(Figure content listings)
--- start ---

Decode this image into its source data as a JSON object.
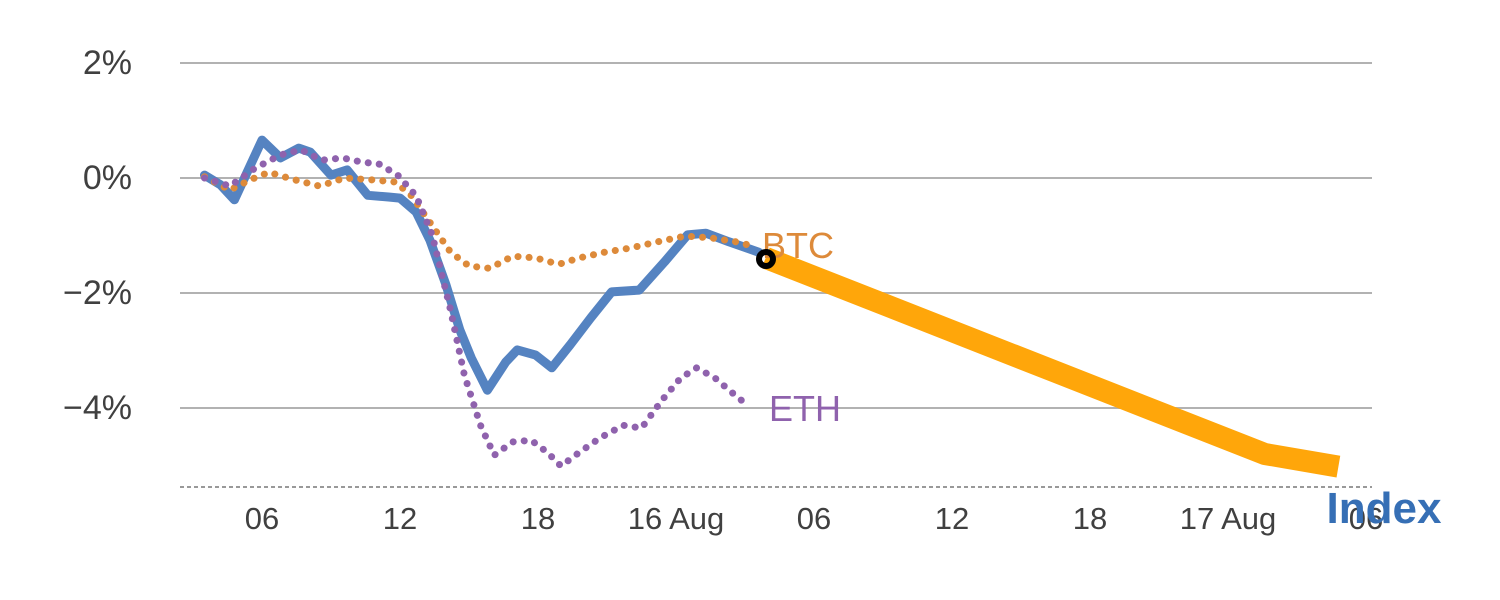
{
  "chart_data": {
    "type": "line",
    "title": "",
    "style": {
      "grid_color": "#b2b2b2",
      "axis_color": "#999999",
      "background": "#ffffff",
      "tick_text_color": "#404040"
    },
    "x_axis": {
      "range_hours": [
        2.4,
        54.3
      ],
      "ticks": [
        {
          "t": 6,
          "label": "06"
        },
        {
          "t": 12,
          "label": "12"
        },
        {
          "t": 18,
          "label": "18"
        },
        {
          "t": 24,
          "label": "16 Aug"
        },
        {
          "t": 30,
          "label": "06"
        },
        {
          "t": 36,
          "label": "12"
        },
        {
          "t": 42,
          "label": "18"
        },
        {
          "t": 48,
          "label": "17 Aug"
        },
        {
          "t": 54,
          "label": "06"
        }
      ]
    },
    "y_axis": {
      "unit": "%",
      "range": [
        -5.4,
        2.3
      ],
      "ticks": [
        {
          "v": 2,
          "label": "2%"
        },
        {
          "v": 0,
          "label": "0%"
        },
        {
          "v": -2,
          "label": "−2%"
        },
        {
          "v": -4,
          "label": "−4%"
        }
      ]
    },
    "series": [
      {
        "id": "index",
        "name": "Index",
        "color": "#5583c1",
        "label_color": "#366fb5",
        "style": "solid",
        "width": 9,
        "label": {
          "t": 54.8,
          "v": -5.76
        },
        "points": [
          {
            "t": 3.5,
            "v": 0.05
          },
          {
            "t": 4.2,
            "v": -0.12
          },
          {
            "t": 4.8,
            "v": -0.38
          },
          {
            "t": 6.0,
            "v": 0.66
          },
          {
            "t": 6.8,
            "v": 0.35
          },
          {
            "t": 7.6,
            "v": 0.52
          },
          {
            "t": 8.1,
            "v": 0.45
          },
          {
            "t": 9.0,
            "v": 0.05
          },
          {
            "t": 9.7,
            "v": 0.14
          },
          {
            "t": 10.6,
            "v": -0.3
          },
          {
            "t": 11.5,
            "v": -0.33
          },
          {
            "t": 12.0,
            "v": -0.35
          },
          {
            "t": 12.7,
            "v": -0.59
          },
          {
            "t": 13.3,
            "v": -1.08
          },
          {
            "t": 14.0,
            "v": -1.86
          },
          {
            "t": 14.6,
            "v": -2.64
          },
          {
            "t": 15.1,
            "v": -3.13
          },
          {
            "t": 15.8,
            "v": -3.69
          },
          {
            "t": 16.6,
            "v": -3.2
          },
          {
            "t": 17.1,
            "v": -2.99
          },
          {
            "t": 17.9,
            "v": -3.08
          },
          {
            "t": 18.6,
            "v": -3.3
          },
          {
            "t": 19.4,
            "v": -2.9
          },
          {
            "t": 20.3,
            "v": -2.43
          },
          {
            "t": 21.2,
            "v": -1.98
          },
          {
            "t": 22.4,
            "v": -1.95
          },
          {
            "t": 23.5,
            "v": -1.46
          },
          {
            "t": 24.5,
            "v": -0.99
          },
          {
            "t": 25.3,
            "v": -0.96
          },
          {
            "t": 26.3,
            "v": -1.11
          },
          {
            "t": 27.6,
            "v": -1.29
          }
        ]
      },
      {
        "id": "btc",
        "name": "BTC",
        "color": "#dd8a3a",
        "label_color": "#dd8a3a",
        "style": "dotted",
        "width": 7,
        "label": {
          "t": 29.3,
          "v": -1.18
        },
        "points": [
          {
            "t": 3.5,
            "v": 0.02
          },
          {
            "t": 4.6,
            "v": -0.21
          },
          {
            "t": 5.5,
            "v": -0.03
          },
          {
            "t": 6.3,
            "v": 0.1
          },
          {
            "t": 7.4,
            "v": -0.03
          },
          {
            "t": 8.5,
            "v": -0.14
          },
          {
            "t": 9.6,
            "v": 0.0
          },
          {
            "t": 10.7,
            "v": -0.03
          },
          {
            "t": 11.8,
            "v": -0.07
          },
          {
            "t": 12.5,
            "v": -0.31
          },
          {
            "t": 13.3,
            "v": -0.77
          },
          {
            "t": 14.2,
            "v": -1.29
          },
          {
            "t": 15.0,
            "v": -1.53
          },
          {
            "t": 15.9,
            "v": -1.57
          },
          {
            "t": 16.9,
            "v": -1.36
          },
          {
            "t": 17.9,
            "v": -1.39
          },
          {
            "t": 18.9,
            "v": -1.5
          },
          {
            "t": 19.8,
            "v": -1.39
          },
          {
            "t": 20.9,
            "v": -1.29
          },
          {
            "t": 22.0,
            "v": -1.22
          },
          {
            "t": 23.2,
            "v": -1.11
          },
          {
            "t": 24.4,
            "v": -1.01
          },
          {
            "t": 25.5,
            "v": -1.04
          },
          {
            "t": 26.6,
            "v": -1.11
          },
          {
            "t": 27.5,
            "v": -1.2
          }
        ]
      },
      {
        "id": "eth",
        "name": "ETH",
        "color": "#8f62ad",
        "label_color": "#8f62ad",
        "style": "dotted",
        "width": 7,
        "label": {
          "t": 29.6,
          "v": -4.02
        },
        "points": [
          {
            "t": 3.5,
            "v": 0.0
          },
          {
            "t": 4.6,
            "v": -0.14
          },
          {
            "t": 5.7,
            "v": 0.17
          },
          {
            "t": 6.8,
            "v": 0.4
          },
          {
            "t": 7.7,
            "v": 0.49
          },
          {
            "t": 8.6,
            "v": 0.31
          },
          {
            "t": 9.5,
            "v": 0.35
          },
          {
            "t": 10.3,
            "v": 0.28
          },
          {
            "t": 11.1,
            "v": 0.24
          },
          {
            "t": 11.9,
            "v": 0.05
          },
          {
            "t": 12.7,
            "v": -0.31
          },
          {
            "t": 13.4,
            "v": -0.99
          },
          {
            "t": 14.2,
            "v": -2.3
          },
          {
            "t": 14.8,
            "v": -3.43
          },
          {
            "t": 15.5,
            "v": -4.3
          },
          {
            "t": 16.1,
            "v": -4.82
          },
          {
            "t": 16.9,
            "v": -4.59
          },
          {
            "t": 17.7,
            "v": -4.56
          },
          {
            "t": 18.4,
            "v": -4.77
          },
          {
            "t": 19.0,
            "v": -5.01
          },
          {
            "t": 19.8,
            "v": -4.77
          },
          {
            "t": 20.7,
            "v": -4.52
          },
          {
            "t": 21.7,
            "v": -4.3
          },
          {
            "t": 22.5,
            "v": -4.35
          },
          {
            "t": 23.4,
            "v": -3.86
          },
          {
            "t": 24.2,
            "v": -3.48
          },
          {
            "t": 24.9,
            "v": -3.3
          },
          {
            "t": 25.7,
            "v": -3.48
          },
          {
            "t": 26.4,
            "v": -3.72
          },
          {
            "t": 27.1,
            "v": -3.95
          }
        ]
      }
    ],
    "overlay": {
      "drag_line": {
        "color": "#ffa60a",
        "width": 22,
        "points": [
          {
            "t": 27.9,
            "v": -1.39
          },
          {
            "t": 49.6,
            "v": -4.8
          },
          {
            "t": 52.8,
            "v": -5.02
          }
        ]
      },
      "marker": {
        "shape": "open-circle",
        "color": "#000000",
        "t": 27.9,
        "v": -1.4
      }
    }
  }
}
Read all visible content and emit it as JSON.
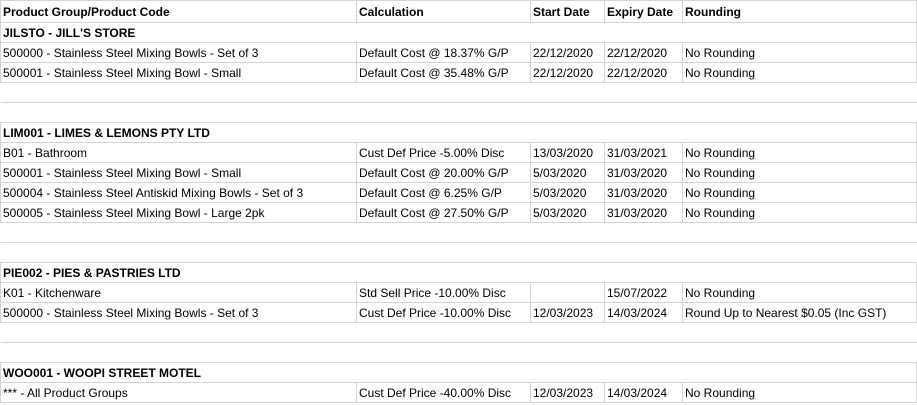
{
  "header": {
    "columns": [
      "Product Group/Product Code",
      "Calculation",
      "Start Date",
      "Expiry Date",
      "Rounding"
    ]
  },
  "groups": [
    {
      "title": "JILSTO - JILL'S STORE",
      "rows": [
        [
          "500000 - Stainless Steel Mixing Bowls - Set of 3",
          "Default Cost @ 18.37% G/P",
          "22/12/2020",
          "22/12/2020",
          "No Rounding"
        ],
        [
          "500001 - Stainless Steel Mixing Bowl - Small",
          "Default Cost @ 35.48% G/P",
          "22/12/2020",
          "22/12/2020",
          "No Rounding"
        ]
      ]
    },
    {
      "title": "LIM001 - LIMES & LEMONS PTY LTD",
      "rows": [
        [
          "B01 - Bathroom",
          "Cust Def Price -5.00% Disc",
          "13/03/2020",
          "31/03/2021",
          "No Rounding"
        ],
        [
          "500001 - Stainless Steel Mixing Bowl - Small",
          "Default Cost @ 20.00% G/P",
          "5/03/2020",
          "31/03/2020",
          "No Rounding"
        ],
        [
          "500004 - Stainless Steel Antiskid Mixing Bowls - Set of 3",
          "Default Cost @ 6.25% G/P",
          "5/03/2020",
          "31/03/2020",
          "No Rounding"
        ],
        [
          "500005 - Stainless Steel Mixing Bowl - Large 2pk",
          "Default Cost @ 27.50% G/P",
          "5/03/2020",
          "31/03/2020",
          "No Rounding"
        ]
      ]
    },
    {
      "title": "PIE002 - PIES & PASTRIES LTD",
      "rows": [
        [
          "K01 - Kitchenware",
          "Std Sell Price -10.00% Disc",
          null,
          "15/07/2022",
          "No Rounding"
        ],
        [
          "500000 - Stainless Steel Mixing Bowls - Set of 3",
          "Cust Def Price -10.00% Disc",
          "12/03/2023",
          "14/03/2024",
          "Round Up to Nearest $0.05 (Inc GST)"
        ]
      ]
    },
    {
      "title": "WOO001 - WOOPI STREET MOTEL",
      "rows": [
        [
          "*** - All Product Groups",
          "Cust Def Price -40.00% Disc",
          "12/03/2023",
          "14/03/2024",
          "No Rounding"
        ]
      ]
    }
  ]
}
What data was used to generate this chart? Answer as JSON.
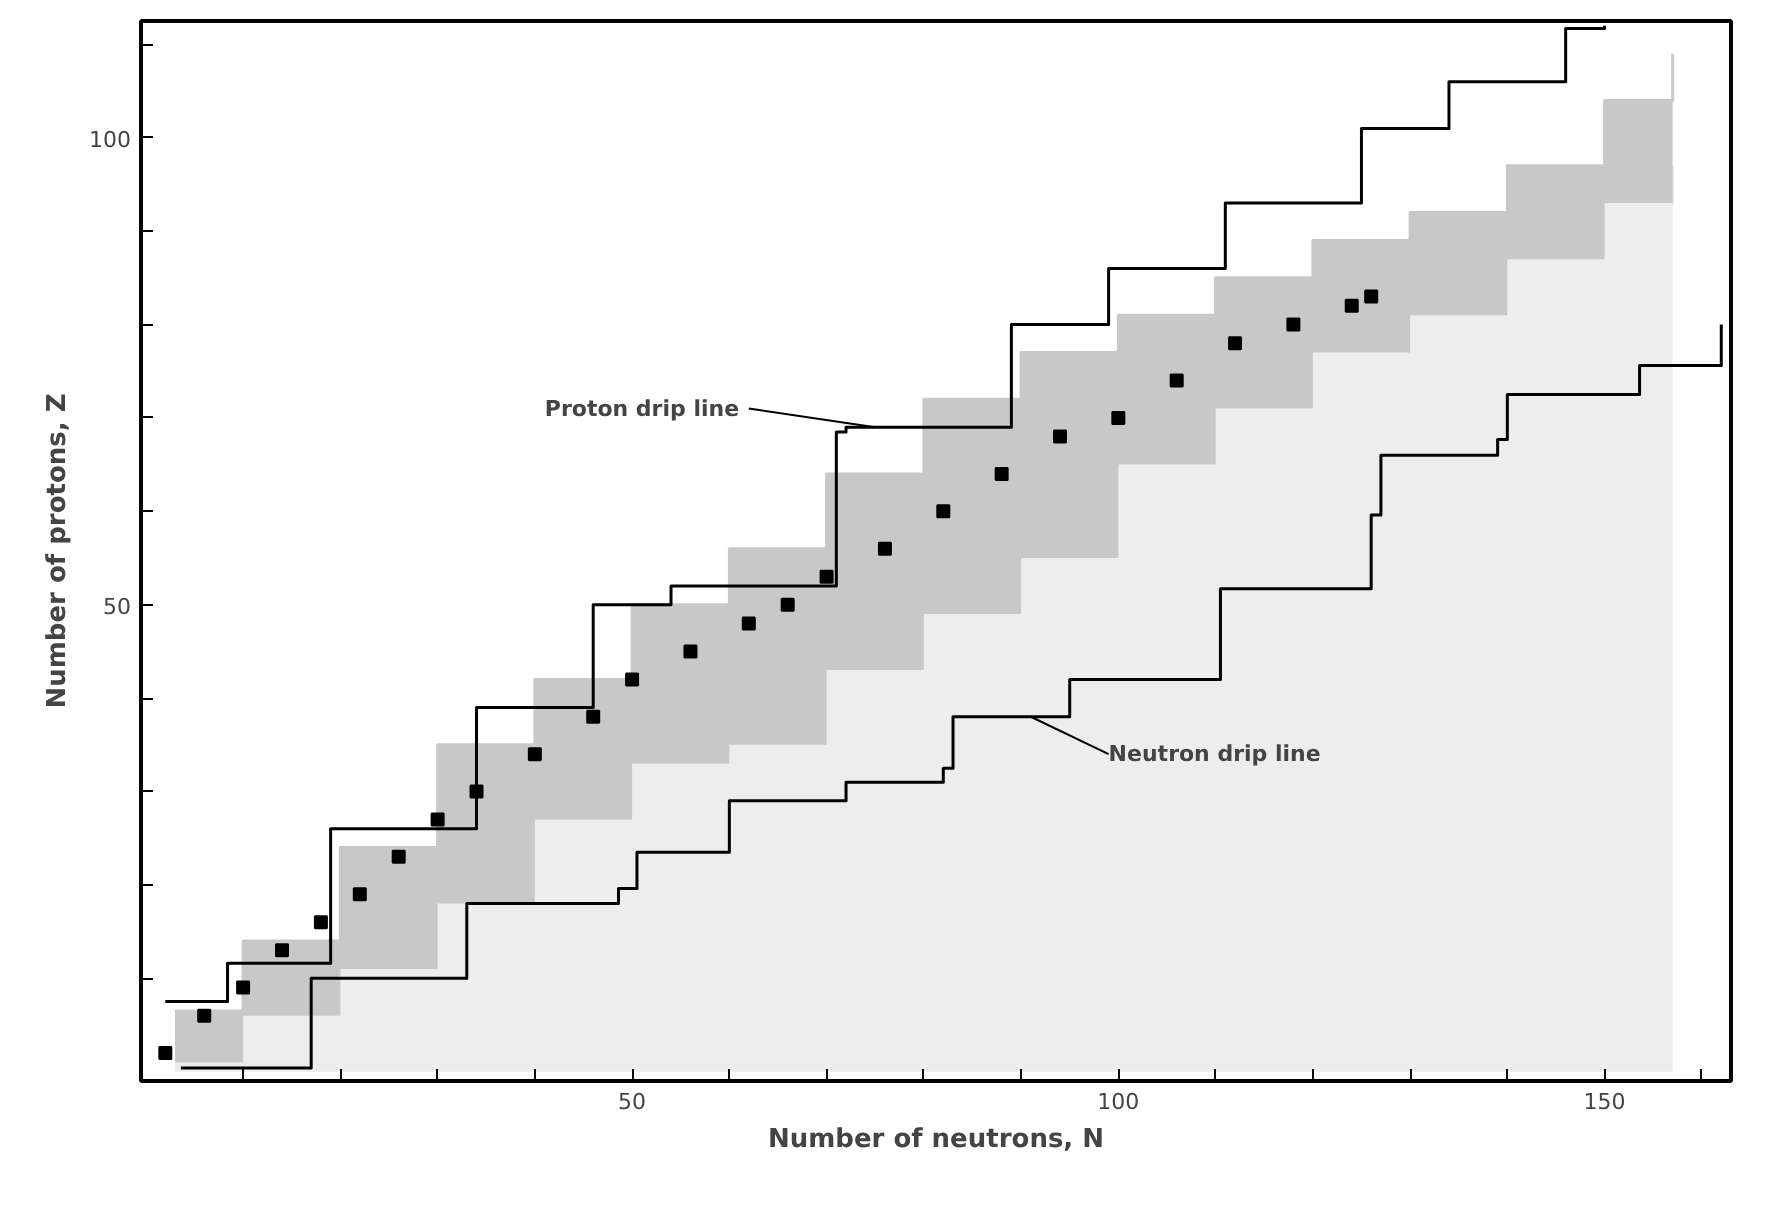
{
  "chart_data": {
    "type": "step",
    "xlabel": "Number of neutrons, N",
    "ylabel": "Number of protons, Z",
    "stacked": true,
    "xlim": [
      -0.5,
      163
    ],
    "ylim": [
      -1,
      112.5
    ],
    "xticks": [
      {
        "value": 10,
        "label": null
      },
      {
        "value": 20,
        "label": null
      },
      {
        "value": 30,
        "label": null
      },
      {
        "value": 40,
        "label": null
      },
      50,
      {
        "value": 60,
        "label": null
      },
      {
        "value": 70,
        "label": null
      },
      {
        "value": 80,
        "label": null
      },
      {
        "value": 90,
        "label": null
      },
      100,
      {
        "value": 110,
        "label": null
      },
      {
        "value": 120,
        "label": null
      },
      {
        "value": 130,
        "label": null
      },
      {
        "value": 140,
        "label": null
      },
      150,
      {
        "value": 160,
        "label": null
      }
    ],
    "yticks": [
      {
        "value": 10,
        "label": null
      },
      {
        "value": 20,
        "label": null
      },
      {
        "value": 30,
        "label": null
      },
      {
        "value": 40,
        "label": null
      },
      50,
      {
        "value": 60,
        "label": null
      },
      {
        "value": 70,
        "label": null
      },
      {
        "value": 80,
        "label": null
      },
      {
        "value": 90,
        "label": null
      },
      100,
      {
        "value": 110,
        "label": null
      }
    ],
    "grid": false,
    "series": [
      {
        "type": "area",
        "color": "#ededed",
        "x": [
          3,
          10,
          10,
          20,
          20,
          30,
          30,
          40,
          40,
          50,
          50,
          60,
          60,
          70,
          70,
          80,
          80,
          90,
          90,
          100,
          100,
          110,
          110,
          120,
          120,
          130,
          130,
          140,
          140,
          150,
          150,
          157,
          157
        ],
        "values": [
          1,
          1,
          6,
          6,
          11,
          11,
          18,
          18,
          27,
          27,
          33,
          33,
          35,
          35,
          43,
          43,
          49,
          49,
          55,
          55,
          65,
          65,
          71,
          71,
          77,
          77,
          81,
          81,
          87,
          87,
          93,
          93,
          97
        ]
      },
      {
        "type": "area",
        "color": "#c8c8c8",
        "x": [
          3,
          10,
          10,
          20,
          20,
          30,
          30,
          40,
          40,
          50,
          50,
          60,
          60,
          70,
          70,
          80,
          80,
          90,
          90,
          100,
          100,
          110,
          110,
          120,
          120,
          130,
          130,
          140,
          140,
          150,
          150,
          157,
          157
        ],
        "values": [
          5.5,
          5.5,
          8,
          8,
          13,
          13,
          17,
          17,
          15,
          15,
          17,
          17,
          21,
          21,
          21,
          21,
          23,
          23,
          22,
          22,
          16,
          16,
          14,
          14,
          12,
          12,
          11,
          11,
          10,
          10,
          11,
          11,
          12
        ]
      },
      {
        "color": "#000000",
        "x": [
          2,
          8.4,
          19,
          34,
          46,
          54,
          71,
          72,
          89,
          99,
          111,
          125,
          134,
          146,
          150
        ],
        "values": [
          7.5,
          11.6,
          26,
          39,
          50,
          52,
          68.5,
          69,
          80,
          86,
          93,
          101,
          106,
          111.7,
          112
        ]
      },
      {
        "color": "#000000",
        "x": [
          3.6,
          17,
          33,
          48.6,
          50.5,
          60,
          72,
          82,
          83,
          95,
          110.5,
          126,
          127,
          139,
          140,
          153.6,
          162
        ],
        "values": [
          0.4,
          10,
          18,
          19.6,
          23.5,
          29,
          31,
          32.5,
          38,
          42,
          51.7,
          59.6,
          66,
          67.7,
          72.5,
          75.6,
          80
        ]
      },
      {
        "type": "scatter",
        "color": "#000000",
        "marker": "square",
        "x": [
          2,
          6,
          10,
          14,
          18,
          22,
          26,
          30,
          34,
          40,
          46,
          50,
          56,
          62,
          66,
          70,
          76,
          82,
          88,
          94,
          100,
          106,
          112,
          118,
          124,
          126
        ],
        "values": [
          2,
          6,
          9,
          13,
          16,
          19,
          23,
          27,
          30,
          34,
          38,
          42,
          45,
          48,
          50,
          53,
          56,
          60,
          64,
          68,
          70,
          74,
          78,
          80,
          82,
          83
        ]
      }
    ],
    "annotations": [
      {
        "text": "Proton drip line",
        "x": 75,
        "y": 69
      },
      {
        "text": "Neutron drip line",
        "x": 91,
        "y": 38
      }
    ]
  }
}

--- end ---

Within the listing above, work out how many lines contain the string "Disc", and reply with that number only.

Reply to the exercise → 4